Search the data for the word "чтобы" and copy every line that contains it.

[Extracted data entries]
━━━━━━━━━━━━━━━━
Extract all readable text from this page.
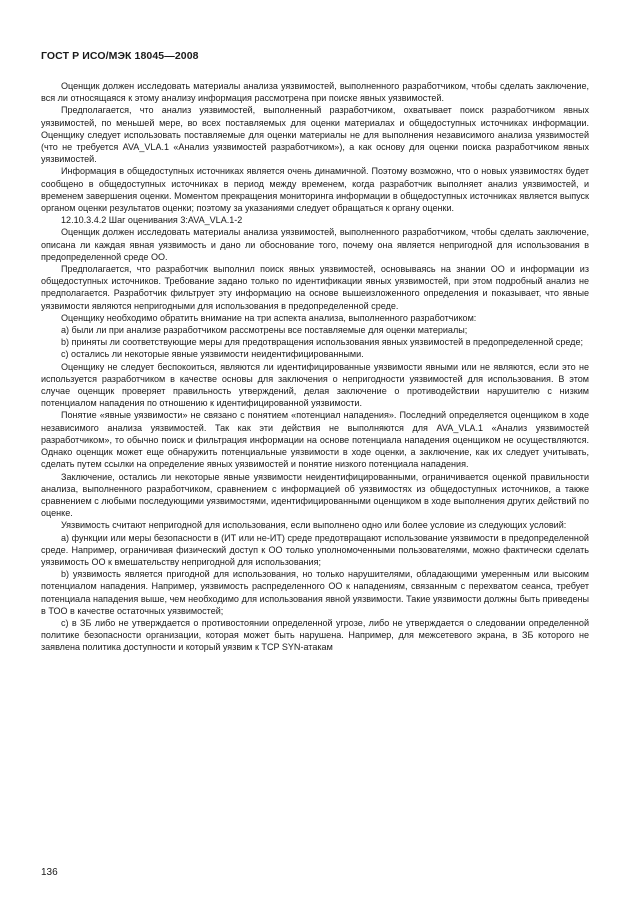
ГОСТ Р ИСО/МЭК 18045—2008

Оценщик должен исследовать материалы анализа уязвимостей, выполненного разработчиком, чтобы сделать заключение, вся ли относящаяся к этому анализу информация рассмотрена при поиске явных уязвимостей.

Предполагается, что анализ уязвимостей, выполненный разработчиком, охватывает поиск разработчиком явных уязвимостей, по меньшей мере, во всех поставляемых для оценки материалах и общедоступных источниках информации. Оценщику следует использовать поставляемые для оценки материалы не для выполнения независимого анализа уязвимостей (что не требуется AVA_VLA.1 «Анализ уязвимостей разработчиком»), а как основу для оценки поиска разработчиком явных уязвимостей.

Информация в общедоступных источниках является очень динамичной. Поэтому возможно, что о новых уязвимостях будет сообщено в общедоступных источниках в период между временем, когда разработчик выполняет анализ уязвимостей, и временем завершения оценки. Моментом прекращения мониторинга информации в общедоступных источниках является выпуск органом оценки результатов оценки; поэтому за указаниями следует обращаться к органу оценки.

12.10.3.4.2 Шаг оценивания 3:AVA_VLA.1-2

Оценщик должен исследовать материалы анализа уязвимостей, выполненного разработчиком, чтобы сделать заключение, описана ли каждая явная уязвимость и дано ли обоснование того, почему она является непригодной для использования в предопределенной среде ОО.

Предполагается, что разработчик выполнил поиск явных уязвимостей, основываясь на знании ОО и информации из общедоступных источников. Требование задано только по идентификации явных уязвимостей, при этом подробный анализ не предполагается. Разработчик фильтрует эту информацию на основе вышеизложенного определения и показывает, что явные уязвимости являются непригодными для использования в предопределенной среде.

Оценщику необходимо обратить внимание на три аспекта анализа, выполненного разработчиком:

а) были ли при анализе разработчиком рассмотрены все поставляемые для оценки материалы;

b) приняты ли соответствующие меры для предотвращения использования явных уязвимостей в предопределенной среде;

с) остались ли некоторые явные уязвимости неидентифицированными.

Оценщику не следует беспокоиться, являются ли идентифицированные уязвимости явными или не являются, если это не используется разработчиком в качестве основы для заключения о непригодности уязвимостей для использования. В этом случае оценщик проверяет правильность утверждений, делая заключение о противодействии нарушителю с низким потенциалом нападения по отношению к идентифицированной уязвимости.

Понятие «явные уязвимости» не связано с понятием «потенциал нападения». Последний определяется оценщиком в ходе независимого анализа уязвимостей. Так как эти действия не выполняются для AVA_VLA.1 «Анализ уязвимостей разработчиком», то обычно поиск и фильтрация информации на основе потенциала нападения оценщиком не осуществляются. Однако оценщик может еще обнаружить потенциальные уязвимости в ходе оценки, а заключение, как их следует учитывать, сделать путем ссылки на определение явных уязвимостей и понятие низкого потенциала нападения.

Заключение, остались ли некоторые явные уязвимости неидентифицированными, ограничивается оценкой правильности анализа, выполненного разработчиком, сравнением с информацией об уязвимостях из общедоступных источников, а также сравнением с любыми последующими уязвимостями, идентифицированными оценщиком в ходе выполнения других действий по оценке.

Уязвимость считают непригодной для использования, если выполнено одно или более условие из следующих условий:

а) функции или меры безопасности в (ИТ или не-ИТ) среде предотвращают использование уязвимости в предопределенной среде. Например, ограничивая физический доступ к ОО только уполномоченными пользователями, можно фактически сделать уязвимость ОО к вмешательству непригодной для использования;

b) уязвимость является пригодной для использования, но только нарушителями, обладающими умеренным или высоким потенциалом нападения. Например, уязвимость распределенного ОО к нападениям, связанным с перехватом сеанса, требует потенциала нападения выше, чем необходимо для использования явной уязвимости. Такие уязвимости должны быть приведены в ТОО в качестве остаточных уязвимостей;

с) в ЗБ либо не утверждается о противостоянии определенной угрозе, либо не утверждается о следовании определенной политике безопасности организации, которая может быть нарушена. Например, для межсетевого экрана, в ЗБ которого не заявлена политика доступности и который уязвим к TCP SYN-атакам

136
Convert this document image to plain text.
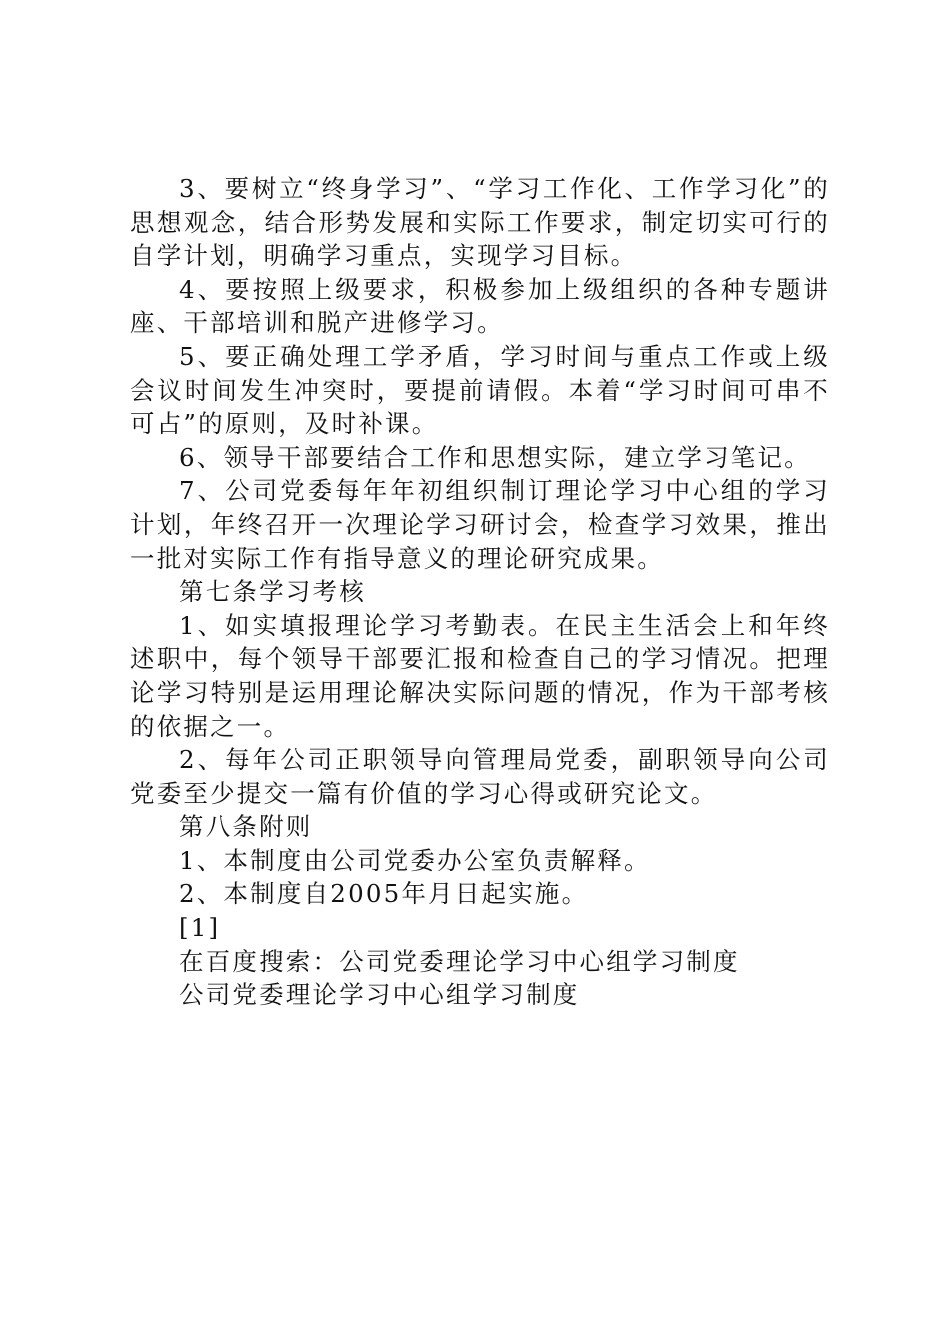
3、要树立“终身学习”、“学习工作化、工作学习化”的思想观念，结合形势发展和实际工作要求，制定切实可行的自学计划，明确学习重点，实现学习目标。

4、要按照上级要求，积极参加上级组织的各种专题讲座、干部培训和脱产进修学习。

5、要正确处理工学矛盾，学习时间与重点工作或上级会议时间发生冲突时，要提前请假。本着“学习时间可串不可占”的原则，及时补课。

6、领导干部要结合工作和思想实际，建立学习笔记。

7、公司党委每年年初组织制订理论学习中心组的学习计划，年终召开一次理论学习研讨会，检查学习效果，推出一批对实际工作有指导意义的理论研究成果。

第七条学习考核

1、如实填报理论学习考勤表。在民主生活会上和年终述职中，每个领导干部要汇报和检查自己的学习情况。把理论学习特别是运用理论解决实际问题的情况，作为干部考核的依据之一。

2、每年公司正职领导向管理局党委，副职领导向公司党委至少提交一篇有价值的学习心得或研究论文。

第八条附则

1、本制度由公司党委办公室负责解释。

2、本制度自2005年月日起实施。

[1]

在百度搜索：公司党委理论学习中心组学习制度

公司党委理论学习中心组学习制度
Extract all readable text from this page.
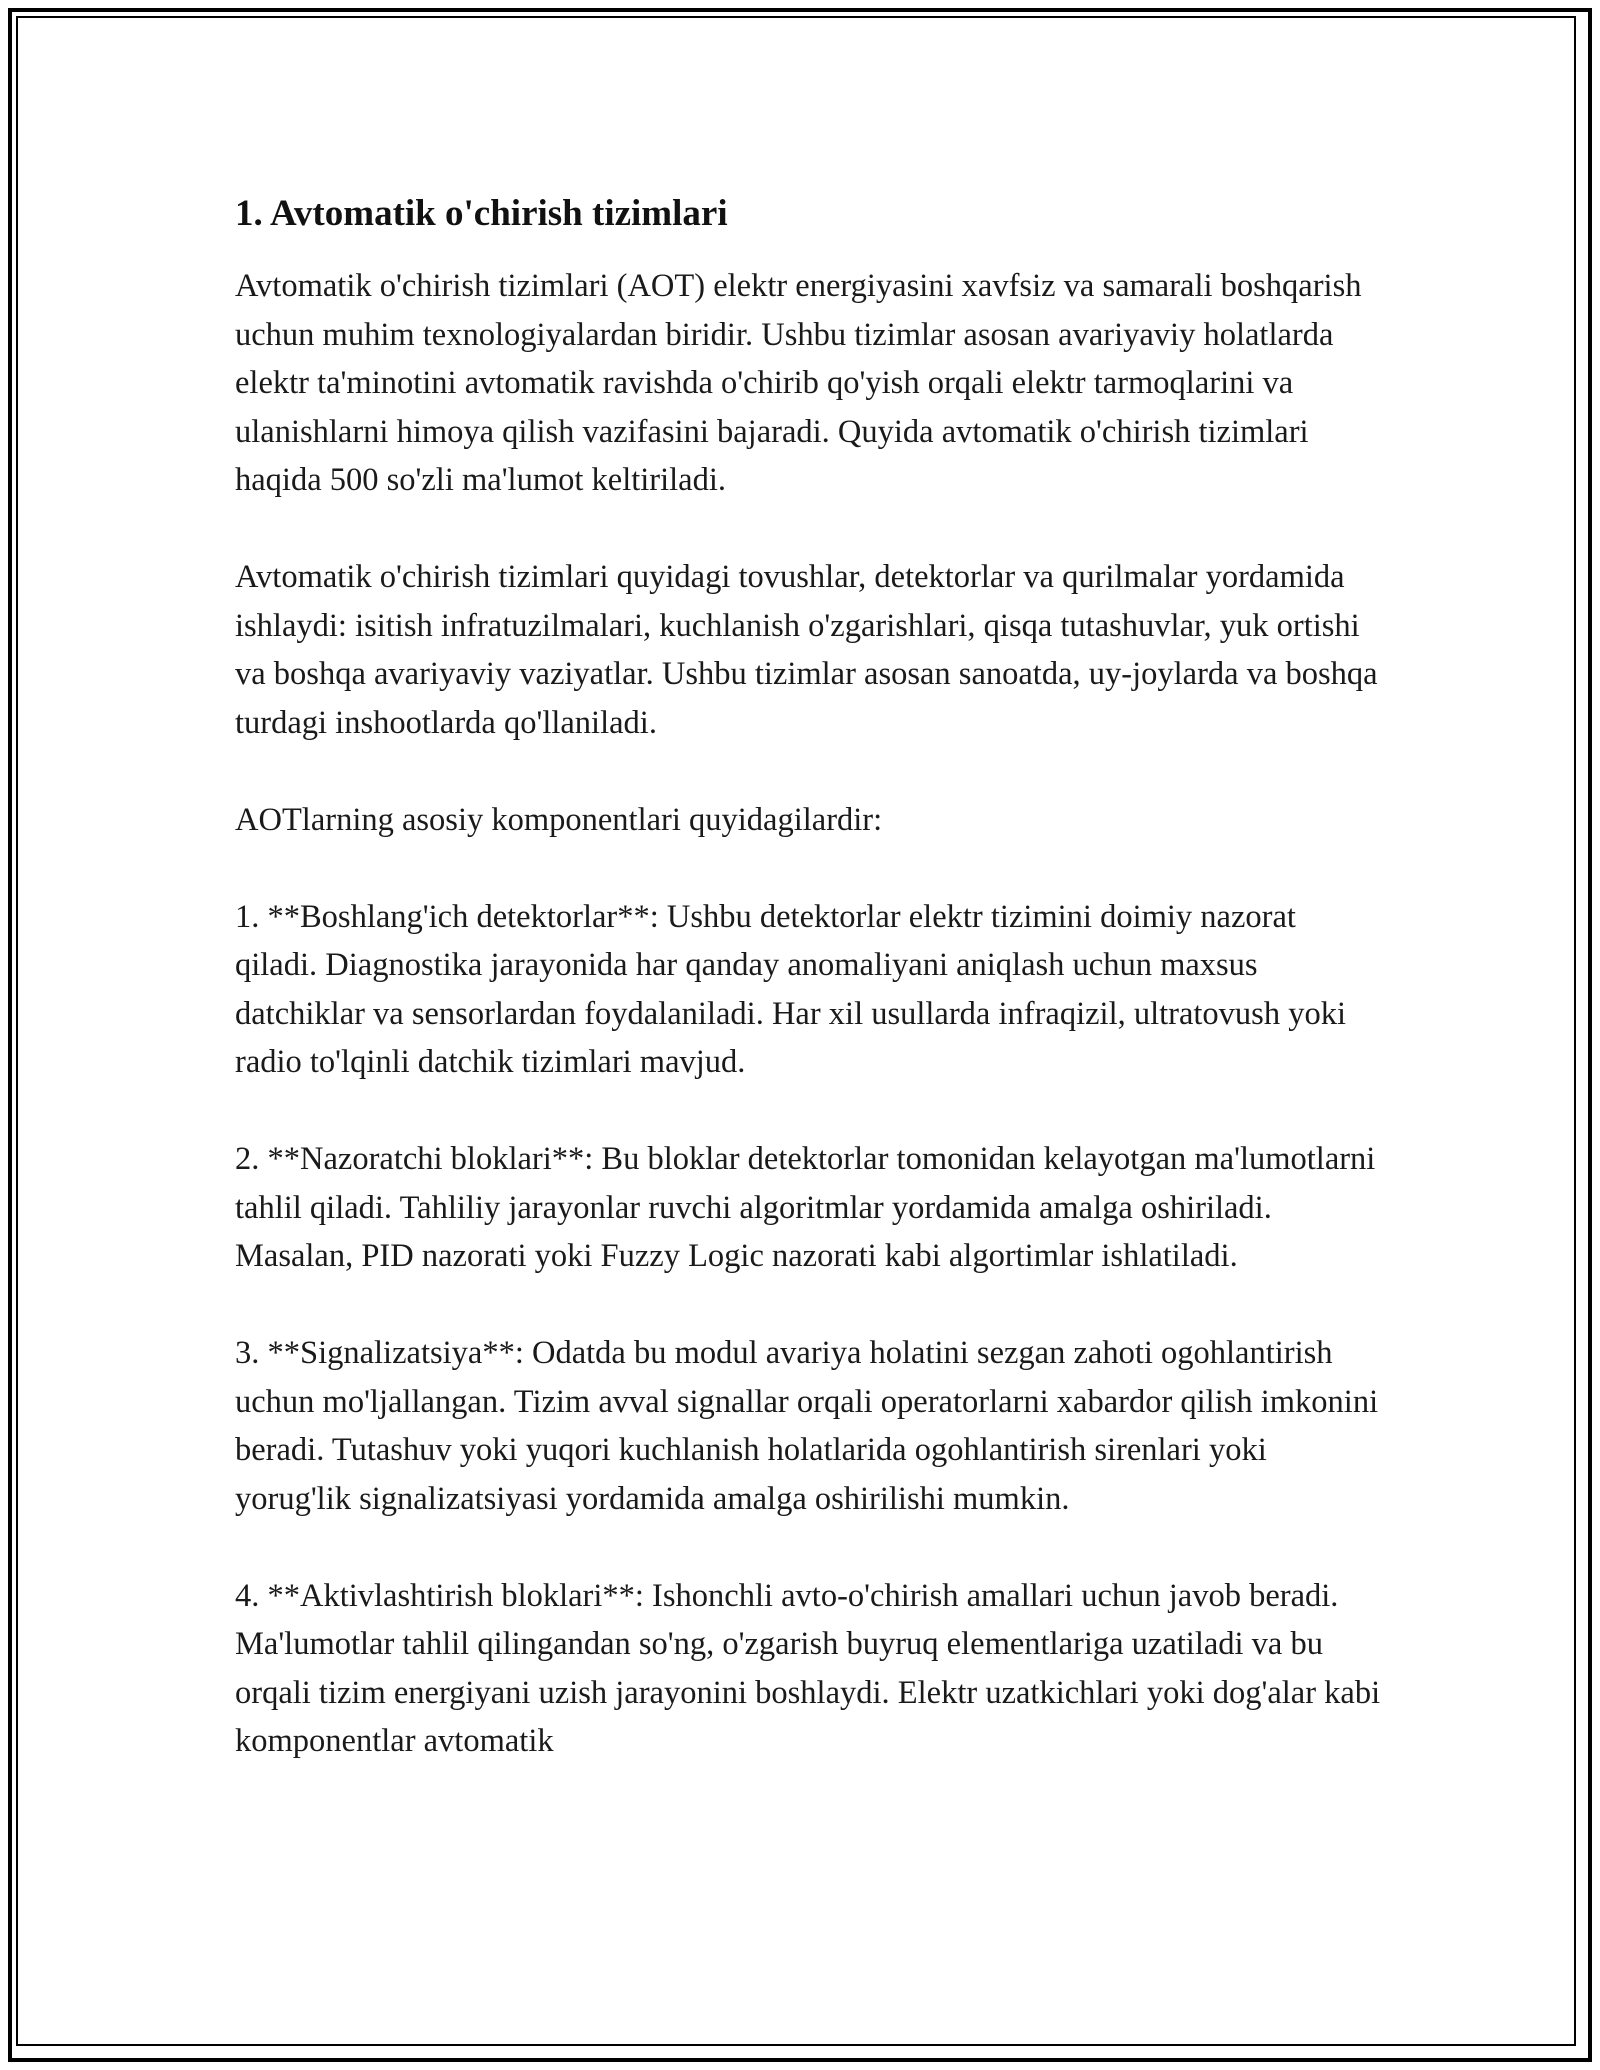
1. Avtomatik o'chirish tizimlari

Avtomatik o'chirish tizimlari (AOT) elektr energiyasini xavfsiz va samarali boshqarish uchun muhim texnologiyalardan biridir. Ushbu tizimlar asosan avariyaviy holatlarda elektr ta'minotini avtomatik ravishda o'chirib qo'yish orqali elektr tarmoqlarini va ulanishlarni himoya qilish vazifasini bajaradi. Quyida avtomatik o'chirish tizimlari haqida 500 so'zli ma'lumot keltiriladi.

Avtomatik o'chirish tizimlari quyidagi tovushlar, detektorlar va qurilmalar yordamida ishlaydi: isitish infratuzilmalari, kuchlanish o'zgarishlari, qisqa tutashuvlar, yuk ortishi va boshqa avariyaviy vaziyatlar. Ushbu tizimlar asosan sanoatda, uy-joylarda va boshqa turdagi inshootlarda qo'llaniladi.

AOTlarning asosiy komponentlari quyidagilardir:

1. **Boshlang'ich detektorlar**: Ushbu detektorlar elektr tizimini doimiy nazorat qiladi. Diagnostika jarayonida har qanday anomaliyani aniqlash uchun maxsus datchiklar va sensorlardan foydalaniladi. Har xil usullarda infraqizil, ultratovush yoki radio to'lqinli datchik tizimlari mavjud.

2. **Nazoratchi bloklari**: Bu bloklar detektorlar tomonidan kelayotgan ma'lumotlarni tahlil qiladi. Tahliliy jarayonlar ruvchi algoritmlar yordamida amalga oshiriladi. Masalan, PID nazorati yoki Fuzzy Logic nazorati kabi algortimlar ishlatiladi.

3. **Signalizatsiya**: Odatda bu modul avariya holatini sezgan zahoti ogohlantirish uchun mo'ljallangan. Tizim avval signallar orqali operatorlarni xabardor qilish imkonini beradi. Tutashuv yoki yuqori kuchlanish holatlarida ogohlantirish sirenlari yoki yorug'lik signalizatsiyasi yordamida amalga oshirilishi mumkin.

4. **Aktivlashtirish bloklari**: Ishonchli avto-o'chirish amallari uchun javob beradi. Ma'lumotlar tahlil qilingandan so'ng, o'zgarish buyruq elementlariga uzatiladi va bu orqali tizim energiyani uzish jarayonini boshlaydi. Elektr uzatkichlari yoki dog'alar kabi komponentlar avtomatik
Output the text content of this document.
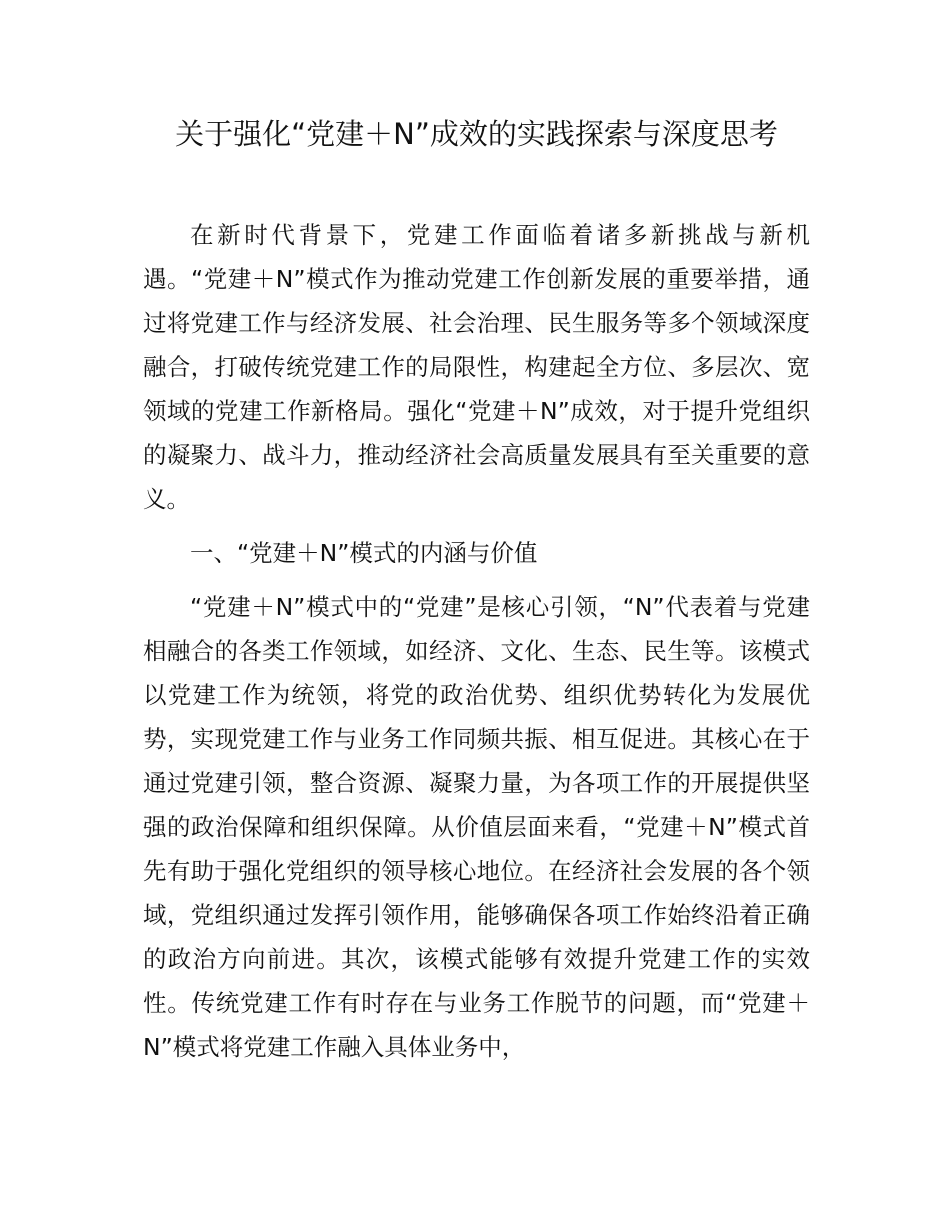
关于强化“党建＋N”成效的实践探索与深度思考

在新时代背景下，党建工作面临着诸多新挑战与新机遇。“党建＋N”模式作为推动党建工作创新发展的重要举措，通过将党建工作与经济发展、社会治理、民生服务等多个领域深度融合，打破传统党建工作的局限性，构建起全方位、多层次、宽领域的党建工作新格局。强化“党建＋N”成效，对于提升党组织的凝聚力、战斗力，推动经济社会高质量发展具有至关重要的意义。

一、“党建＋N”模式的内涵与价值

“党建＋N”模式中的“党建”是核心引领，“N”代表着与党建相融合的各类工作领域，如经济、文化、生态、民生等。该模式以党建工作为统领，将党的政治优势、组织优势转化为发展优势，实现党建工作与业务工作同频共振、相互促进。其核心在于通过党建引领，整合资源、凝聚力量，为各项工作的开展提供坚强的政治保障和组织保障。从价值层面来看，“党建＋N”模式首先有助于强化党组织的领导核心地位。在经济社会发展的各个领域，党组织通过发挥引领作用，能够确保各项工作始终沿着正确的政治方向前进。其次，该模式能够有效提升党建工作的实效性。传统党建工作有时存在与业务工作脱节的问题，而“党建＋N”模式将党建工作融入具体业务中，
━━━━━━━━━━━━━━━━
EXPECTED OUTPUT =
Оценщик должен исследовать материалы анализа уязвимостей, выполненного разработчиком, чтобы сделать заключение, вся ли относящаяся к этому анализу информация рассмотрена при поиске явных уязвимостей.
Оценщик должен исследовать материалы анализа уязвимостей, выполненного разработчиком, чтобы сделать заключение, описана ли каждая явная уязвимость и дано ли обоснование того, почему она является непригодной для использования в предопределенной среде ОО.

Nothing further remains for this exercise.